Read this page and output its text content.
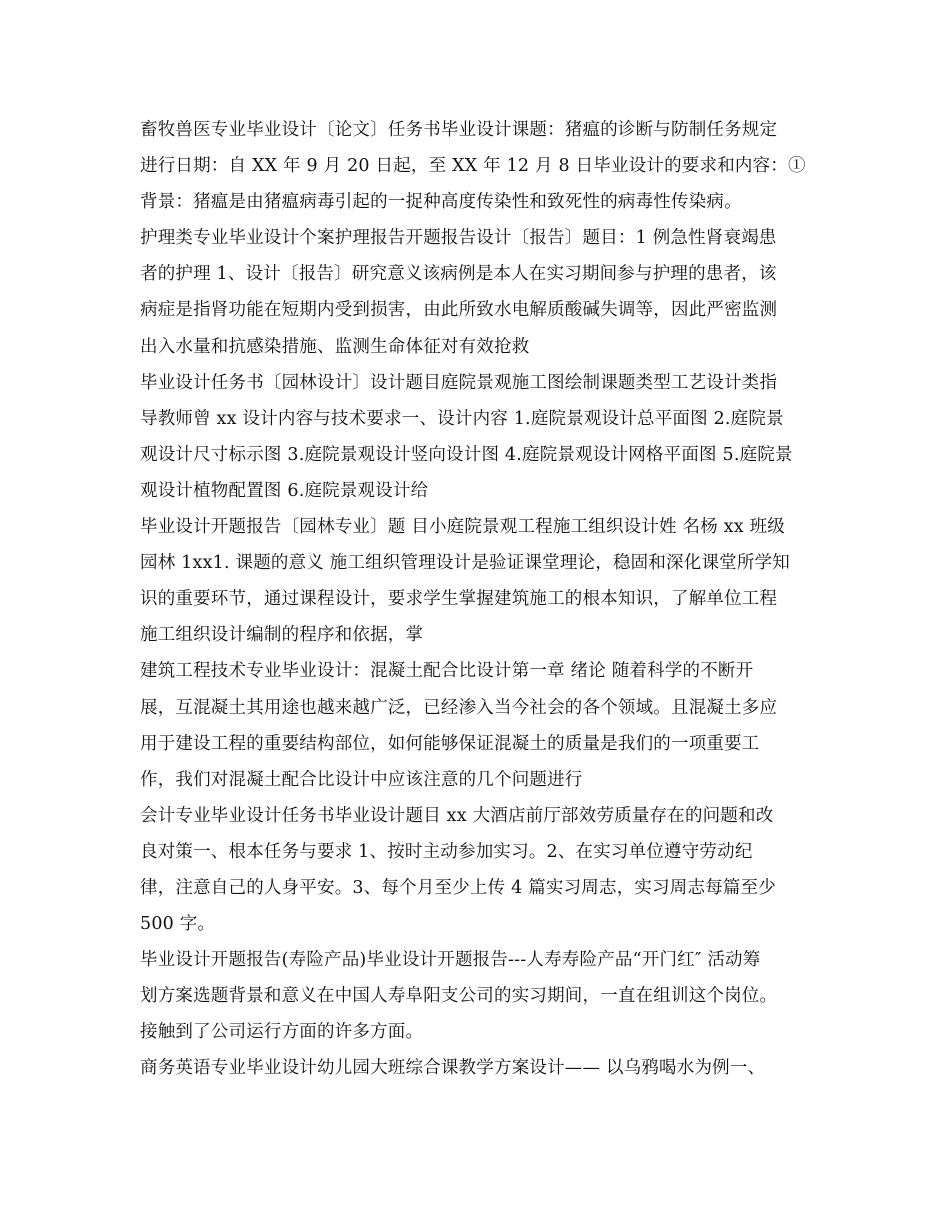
畜牧兽医专业毕业设计〔论文〕任务书毕业设计课题：猪瘟的诊断与防制任务规定
进行日期：自 XX 年 9 月 20 日起，至 XX 年 12 月 8 日毕业设计的要求和内容：①
背景：猪瘟是由猪瘟病毒引起的一捉种高度传染性和致死性的病毒性传染病。
护理类专业毕业设计个案护理报告开题报告设计〔报告〕题目：1 例急性肾衰竭患
者的护理 1、设计〔报告〕研究意义该病例是本人在实习期间参与护理的患者，该
病症是指肾功能在短期内受到损害，由此所致水电解质酸碱失调等，因此严密监测
出入水量和抗感染措施、监测生命体征对有效抢救
毕业设计任务书〔园林设计〕设计题目庭院景观施工图绘制课题类型工艺设计类指
导教师曾 xx 设计内容与技术要求一、设计内容 1.庭院景观设计总平面图 2.庭院景
观设计尺寸标示图 3.庭院景观设计竖向设计图 4.庭院景观设计网格平面图 5.庭院景
观设计植物配置图 6.庭院景观设计给
毕业设计开题报告〔园林专业〕题 目小庭院景观工程施工组织设计姓 名杨 xx 班级
园林 1xx1. 课题的意义 施工组织管理设计是验证课堂理论，稳固和深化课堂所学知
识的重要环节，通过课程设计，要求学生掌握建筑施工的根本知识，了解单位工程
施工组织设计编制的程序和依据，掌
建筑工程技术专业毕业设计：混凝土配合比设计第一章 绪论 随着科学的不断开
展，互混凝土其用途也越来越广泛，已经渗入当今社会的各个领域。且混凝土多应
用于建设工程的重要结构部位，如何能够保证混凝土的质量是我们的一项重要工
作，我们对混凝土配合比设计中应该注意的几个问题进行
会计专业毕业设计任务书毕业设计题目 xx 大酒店前厅部效劳质量存在的问题和改
良对策一、根本任务与要求 1、按时主动参加实习。2、在实习单位遵守劳动纪
律，注意自己的人身平安。3、每个月至少上传 4 篇实习周志，实习周志每篇至少
500 字。
毕业设计开题报告(寿险产品)毕业设计开题报告---人寿寿险产品“开门红″ 活动筹
划方案选题背景和意义在中国人寿阜阳支公司的实习期间，一直在组训这个岗位。
接触到了公司运行方面的许多方面。
商务英语专业毕业设计幼儿园大班综合课教学方案设计—— 以乌鸦喝水为例一、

= = = = = = =

> Goal of the exercise:
Repeat the records above exactly, leaving out any pictures they contain.

> Reply to the exercise:
Read this page and output its text content.
畜牧兽医专业毕业设计〔论文〕任务书毕业设计课题：猪瘟的诊断与防制任务规定
进行日期：自 XX 年 9 月 20 日起，至 XX 年 12 月 8 日毕业设计的要求和内容：①
背景：猪瘟是由猪瘟病毒引起的一捉种高度传染性和致死性的病毒性传染病。
护理类专业毕业设计个案护理报告开题报告设计〔报告〕题目：1 例急性肾衰竭患
者的护理 1、设计〔报告〕研究意义该病例是本人在实习期间参与护理的患者，该
病症是指肾功能在短期内受到损害，由此所致水电解质酸碱失调等，因此严密监测
出入水量和抗感染措施、监测生命体征对有效抢救
毕业设计任务书〔园林设计〕设计题目庭院景观施工图绘制课题类型工艺设计类指
导教师曾 xx 设计内容与技术要求一、设计内容 1.庭院景观设计总平面图 2.庭院景
观设计尺寸标示图 3.庭院景观设计竖向设计图 4.庭院景观设计网格平面图 5.庭院景
观设计植物配置图 6.庭院景观设计给
毕业设计开题报告〔园林专业〕题 目小庭院景观工程施工组织设计姓 名杨 xx 班级
园林 1xx1. 课题的意义 施工组织管理设计是验证课堂理论，稳固和深化课堂所学知
识的重要环节，通过课程设计，要求学生掌握建筑施工的根本知识，了解单位工程
施工组织设计编制的程序和依据，掌
建筑工程技术专业毕业设计：混凝土配合比设计第一章 绪论 随着科学的不断开
展，互混凝土其用途也越来越广泛，已经渗入当今社会的各个领域。且混凝土多应
用于建设工程的重要结构部位，如何能够保证混凝土的质量是我们的一项重要工
作，我们对混凝土配合比设计中应该注意的几个问题进行
会计专业毕业设计任务书毕业设计题目 xx 大酒店前厅部效劳质量存在的问题和改
良对策一、根本任务与要求 1、按时主动参加实习。2、在实习单位遵守劳动纪
律，注意自己的人身平安。3、每个月至少上传 4 篇实习周志，实习周志每篇至少
500 字。
毕业设计开题报告(寿险产品)毕业设计开题报告---人寿寿险产品“开门红″ 活动筹
划方案选题背景和意义在中国人寿阜阳支公司的实习期间，一直在组训这个岗位。
接触到了公司运行方面的许多方面。
商务英语专业毕业设计幼儿园大班综合课教学方案设计—— 以乌鸦喝水为例一、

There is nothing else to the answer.